**Exercise requirements**:
Retype every entry in its entirety, without alteration.

— START OF Input records —

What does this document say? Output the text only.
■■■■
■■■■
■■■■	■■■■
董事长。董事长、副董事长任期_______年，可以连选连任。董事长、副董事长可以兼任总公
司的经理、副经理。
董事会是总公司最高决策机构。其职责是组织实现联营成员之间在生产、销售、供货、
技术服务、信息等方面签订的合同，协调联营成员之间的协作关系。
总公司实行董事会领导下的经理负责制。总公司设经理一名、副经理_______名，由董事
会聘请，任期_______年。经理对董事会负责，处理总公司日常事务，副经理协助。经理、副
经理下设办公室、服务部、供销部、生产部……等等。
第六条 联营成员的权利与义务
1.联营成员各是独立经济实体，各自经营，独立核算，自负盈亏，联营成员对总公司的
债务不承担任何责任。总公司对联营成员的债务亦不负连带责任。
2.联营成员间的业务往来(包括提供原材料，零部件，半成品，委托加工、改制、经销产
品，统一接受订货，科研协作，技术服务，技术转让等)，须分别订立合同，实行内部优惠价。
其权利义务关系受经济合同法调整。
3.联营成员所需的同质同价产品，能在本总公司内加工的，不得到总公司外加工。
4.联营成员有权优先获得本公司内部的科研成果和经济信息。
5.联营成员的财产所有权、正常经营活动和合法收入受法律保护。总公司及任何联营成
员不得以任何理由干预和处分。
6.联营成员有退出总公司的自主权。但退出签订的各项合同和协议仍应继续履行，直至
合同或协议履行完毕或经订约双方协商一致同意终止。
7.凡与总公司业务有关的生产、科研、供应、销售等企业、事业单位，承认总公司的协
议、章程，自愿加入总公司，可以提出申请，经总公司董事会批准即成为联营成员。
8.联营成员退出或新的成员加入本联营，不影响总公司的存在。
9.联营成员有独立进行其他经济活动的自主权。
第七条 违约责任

— END OF Input records —

**Reply**:
What does this document say? Output the text only.
■■■■
■■■■
■■■■	■■■■
董事长。董事长、副董事长任期_______年，可以连选连任。董事长、副董事长可以兼任总公
司的经理、副经理。
董事会是总公司最高决策机构。其职责是组织实现联营成员之间在生产、销售、供货、
技术服务、信息等方面签订的合同，协调联营成员之间的协作关系。
总公司实行董事会领导下的经理负责制。总公司设经理一名、副经理_______名，由董事
会聘请，任期_______年。经理对董事会负责，处理总公司日常事务，副经理协助。经理、副
经理下设办公室、服务部、供销部、生产部……等等。
第六条 联营成员的权利与义务
1.联营成员各是独立经济实体，各自经营，独立核算，自负盈亏，联营成员对总公司的
债务不承担任何责任。总公司对联营成员的债务亦不负连带责任。
2.联营成员间的业务往来(包括提供原材料，零部件，半成品，委托加工、改制、经销产
品，统一接受订货，科研协作，技术服务，技术转让等)，须分别订立合同，实行内部优惠价。
其权利义务关系受经济合同法调整。
3.联营成员所需的同质同价产品，能在本总公司内加工的，不得到总公司外加工。
4.联营成员有权优先获得本公司内部的科研成果和经济信息。
5.联营成员的财产所有权、正常经营活动和合法收入受法律保护。总公司及任何联营成
员不得以任何理由干预和处分。
6.联营成员有退出总公司的自主权。但退出签订的各项合同和协议仍应继续履行，直至
合同或协议履行完毕或经订约双方协商一致同意终止。
7.凡与总公司业务有关的生产、科研、供应、销售等企业、事业单位，承认总公司的协
议、章程，自愿加入总公司，可以提出申请，经总公司董事会批准即成为联营成员。
8.联营成员退出或新的成员加入本联营，不影响总公司的存在。
9.联营成员有独立进行其他经济活动的自主权。
第七条 违约责任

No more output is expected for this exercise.